(Figure dataset records)
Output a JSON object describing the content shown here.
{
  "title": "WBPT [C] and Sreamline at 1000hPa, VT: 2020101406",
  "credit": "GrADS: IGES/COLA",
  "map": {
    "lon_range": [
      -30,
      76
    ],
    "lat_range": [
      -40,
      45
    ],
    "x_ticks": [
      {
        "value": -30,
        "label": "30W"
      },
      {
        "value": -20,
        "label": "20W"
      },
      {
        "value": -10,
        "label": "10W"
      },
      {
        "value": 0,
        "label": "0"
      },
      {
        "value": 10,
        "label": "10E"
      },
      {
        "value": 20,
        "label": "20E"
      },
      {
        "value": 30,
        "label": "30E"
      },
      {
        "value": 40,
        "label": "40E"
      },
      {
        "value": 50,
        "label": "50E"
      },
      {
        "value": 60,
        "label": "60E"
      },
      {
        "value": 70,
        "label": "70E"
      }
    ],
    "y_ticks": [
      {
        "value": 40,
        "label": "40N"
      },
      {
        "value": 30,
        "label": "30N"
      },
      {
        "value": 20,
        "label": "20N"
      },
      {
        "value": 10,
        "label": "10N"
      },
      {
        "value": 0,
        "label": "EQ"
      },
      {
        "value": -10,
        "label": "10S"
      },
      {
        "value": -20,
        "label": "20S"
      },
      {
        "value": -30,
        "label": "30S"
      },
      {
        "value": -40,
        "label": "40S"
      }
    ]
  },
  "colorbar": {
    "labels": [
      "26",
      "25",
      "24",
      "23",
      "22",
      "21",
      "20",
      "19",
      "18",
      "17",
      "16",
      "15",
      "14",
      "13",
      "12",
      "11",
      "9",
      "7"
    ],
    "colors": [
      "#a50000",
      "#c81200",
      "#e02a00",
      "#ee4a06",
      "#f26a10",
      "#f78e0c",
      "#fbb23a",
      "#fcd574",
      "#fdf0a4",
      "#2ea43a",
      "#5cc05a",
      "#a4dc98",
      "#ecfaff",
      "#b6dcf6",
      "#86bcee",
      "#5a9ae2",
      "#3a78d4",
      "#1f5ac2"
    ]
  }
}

...

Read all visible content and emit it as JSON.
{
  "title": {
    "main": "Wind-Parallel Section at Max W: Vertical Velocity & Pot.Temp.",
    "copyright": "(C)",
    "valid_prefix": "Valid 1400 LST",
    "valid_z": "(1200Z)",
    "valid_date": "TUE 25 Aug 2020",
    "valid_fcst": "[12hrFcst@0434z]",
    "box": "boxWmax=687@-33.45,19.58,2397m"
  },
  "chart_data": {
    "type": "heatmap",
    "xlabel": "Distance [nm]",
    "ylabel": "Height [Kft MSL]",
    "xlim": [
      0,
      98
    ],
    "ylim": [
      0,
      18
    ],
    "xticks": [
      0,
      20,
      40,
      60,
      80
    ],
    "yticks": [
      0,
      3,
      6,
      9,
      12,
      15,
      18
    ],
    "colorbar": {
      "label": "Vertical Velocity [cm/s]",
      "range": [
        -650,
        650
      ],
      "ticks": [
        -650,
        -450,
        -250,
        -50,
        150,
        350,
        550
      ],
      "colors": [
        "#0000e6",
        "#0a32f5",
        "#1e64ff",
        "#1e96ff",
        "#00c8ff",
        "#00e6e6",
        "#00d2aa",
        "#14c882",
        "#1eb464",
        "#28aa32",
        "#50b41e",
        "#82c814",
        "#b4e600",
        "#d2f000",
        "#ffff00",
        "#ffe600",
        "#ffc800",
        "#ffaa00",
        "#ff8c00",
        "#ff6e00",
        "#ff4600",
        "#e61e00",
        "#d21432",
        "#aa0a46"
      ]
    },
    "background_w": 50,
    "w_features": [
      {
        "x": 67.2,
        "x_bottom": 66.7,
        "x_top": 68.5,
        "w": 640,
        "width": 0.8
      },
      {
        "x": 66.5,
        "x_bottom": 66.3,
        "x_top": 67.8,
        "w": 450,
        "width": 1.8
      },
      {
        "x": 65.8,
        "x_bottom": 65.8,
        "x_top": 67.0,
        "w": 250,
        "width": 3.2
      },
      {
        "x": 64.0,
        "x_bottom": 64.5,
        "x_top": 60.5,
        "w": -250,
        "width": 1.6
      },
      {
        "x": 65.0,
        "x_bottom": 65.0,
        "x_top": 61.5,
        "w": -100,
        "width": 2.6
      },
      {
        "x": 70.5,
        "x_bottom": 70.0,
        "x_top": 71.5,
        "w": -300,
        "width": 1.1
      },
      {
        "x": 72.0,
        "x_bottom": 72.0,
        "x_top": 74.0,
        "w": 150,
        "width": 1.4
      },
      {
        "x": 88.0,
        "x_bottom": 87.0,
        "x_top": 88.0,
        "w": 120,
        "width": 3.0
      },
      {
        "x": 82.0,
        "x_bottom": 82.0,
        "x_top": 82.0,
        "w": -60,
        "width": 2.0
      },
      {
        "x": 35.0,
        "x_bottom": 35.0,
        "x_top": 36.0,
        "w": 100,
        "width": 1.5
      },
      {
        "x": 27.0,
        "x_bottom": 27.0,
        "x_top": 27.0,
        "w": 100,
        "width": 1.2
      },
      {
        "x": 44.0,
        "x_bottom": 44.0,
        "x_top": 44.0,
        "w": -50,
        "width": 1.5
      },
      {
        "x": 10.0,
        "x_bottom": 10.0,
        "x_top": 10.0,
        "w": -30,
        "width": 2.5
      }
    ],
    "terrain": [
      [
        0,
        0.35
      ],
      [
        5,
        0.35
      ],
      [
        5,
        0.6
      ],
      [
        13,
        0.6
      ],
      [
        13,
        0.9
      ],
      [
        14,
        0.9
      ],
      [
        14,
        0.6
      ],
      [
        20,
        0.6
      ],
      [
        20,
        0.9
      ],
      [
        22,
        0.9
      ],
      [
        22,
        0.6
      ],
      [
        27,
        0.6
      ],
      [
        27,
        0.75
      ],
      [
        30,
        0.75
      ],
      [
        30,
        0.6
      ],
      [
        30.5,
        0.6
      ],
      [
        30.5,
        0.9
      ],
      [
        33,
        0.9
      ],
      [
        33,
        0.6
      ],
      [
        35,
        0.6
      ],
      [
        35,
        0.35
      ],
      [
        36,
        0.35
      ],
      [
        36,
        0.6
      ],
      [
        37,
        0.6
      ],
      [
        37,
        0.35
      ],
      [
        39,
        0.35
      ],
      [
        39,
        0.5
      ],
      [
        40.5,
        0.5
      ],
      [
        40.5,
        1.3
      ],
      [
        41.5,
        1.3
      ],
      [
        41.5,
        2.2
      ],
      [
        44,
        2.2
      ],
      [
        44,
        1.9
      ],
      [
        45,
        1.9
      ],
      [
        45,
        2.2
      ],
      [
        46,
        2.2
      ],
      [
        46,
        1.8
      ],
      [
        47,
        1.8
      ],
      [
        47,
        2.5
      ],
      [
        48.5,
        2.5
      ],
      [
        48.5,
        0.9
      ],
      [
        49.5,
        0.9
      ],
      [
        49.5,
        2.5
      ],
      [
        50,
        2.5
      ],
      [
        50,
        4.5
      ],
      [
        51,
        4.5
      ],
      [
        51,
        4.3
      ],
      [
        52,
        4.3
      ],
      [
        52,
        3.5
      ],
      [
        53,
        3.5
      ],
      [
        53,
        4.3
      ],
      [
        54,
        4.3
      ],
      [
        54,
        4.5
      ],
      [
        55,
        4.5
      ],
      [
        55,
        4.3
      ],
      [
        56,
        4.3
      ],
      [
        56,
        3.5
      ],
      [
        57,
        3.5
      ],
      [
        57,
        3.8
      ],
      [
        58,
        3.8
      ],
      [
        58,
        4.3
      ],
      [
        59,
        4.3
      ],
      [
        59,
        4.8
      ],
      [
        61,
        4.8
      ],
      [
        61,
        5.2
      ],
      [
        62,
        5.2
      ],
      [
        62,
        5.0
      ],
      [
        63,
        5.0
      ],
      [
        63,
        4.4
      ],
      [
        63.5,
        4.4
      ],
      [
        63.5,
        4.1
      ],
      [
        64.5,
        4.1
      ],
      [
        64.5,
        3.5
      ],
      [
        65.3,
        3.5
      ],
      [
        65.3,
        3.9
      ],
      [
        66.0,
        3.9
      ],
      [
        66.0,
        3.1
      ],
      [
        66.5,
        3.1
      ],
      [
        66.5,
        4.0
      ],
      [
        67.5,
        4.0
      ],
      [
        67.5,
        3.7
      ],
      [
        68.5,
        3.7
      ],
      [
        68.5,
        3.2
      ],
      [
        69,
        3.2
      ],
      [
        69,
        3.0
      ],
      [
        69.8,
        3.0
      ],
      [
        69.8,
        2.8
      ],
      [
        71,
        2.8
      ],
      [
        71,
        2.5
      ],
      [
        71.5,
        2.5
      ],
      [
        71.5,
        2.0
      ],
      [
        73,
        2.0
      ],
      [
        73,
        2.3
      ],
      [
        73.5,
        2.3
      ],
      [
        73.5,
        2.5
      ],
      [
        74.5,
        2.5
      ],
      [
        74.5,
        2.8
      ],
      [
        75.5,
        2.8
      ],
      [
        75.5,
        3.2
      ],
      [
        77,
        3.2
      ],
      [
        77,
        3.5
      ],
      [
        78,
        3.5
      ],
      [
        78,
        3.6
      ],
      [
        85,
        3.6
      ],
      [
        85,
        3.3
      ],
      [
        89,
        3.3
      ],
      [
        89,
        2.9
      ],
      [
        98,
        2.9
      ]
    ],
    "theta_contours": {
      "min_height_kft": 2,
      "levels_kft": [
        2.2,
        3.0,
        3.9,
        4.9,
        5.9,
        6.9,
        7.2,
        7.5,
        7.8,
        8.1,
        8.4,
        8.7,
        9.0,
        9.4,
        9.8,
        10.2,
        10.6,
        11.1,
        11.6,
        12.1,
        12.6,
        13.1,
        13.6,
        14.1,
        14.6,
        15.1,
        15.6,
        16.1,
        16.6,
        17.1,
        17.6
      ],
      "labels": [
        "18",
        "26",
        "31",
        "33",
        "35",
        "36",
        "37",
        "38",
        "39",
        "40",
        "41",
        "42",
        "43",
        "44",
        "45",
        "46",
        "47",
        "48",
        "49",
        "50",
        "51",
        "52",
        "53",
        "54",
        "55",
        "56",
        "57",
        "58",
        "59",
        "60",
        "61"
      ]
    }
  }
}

Prompt :: In the lines above, find each one with "content" and list it.

Result ::
Output a JSON object describing the content shown here.
Read all visible content and emit it as JSON.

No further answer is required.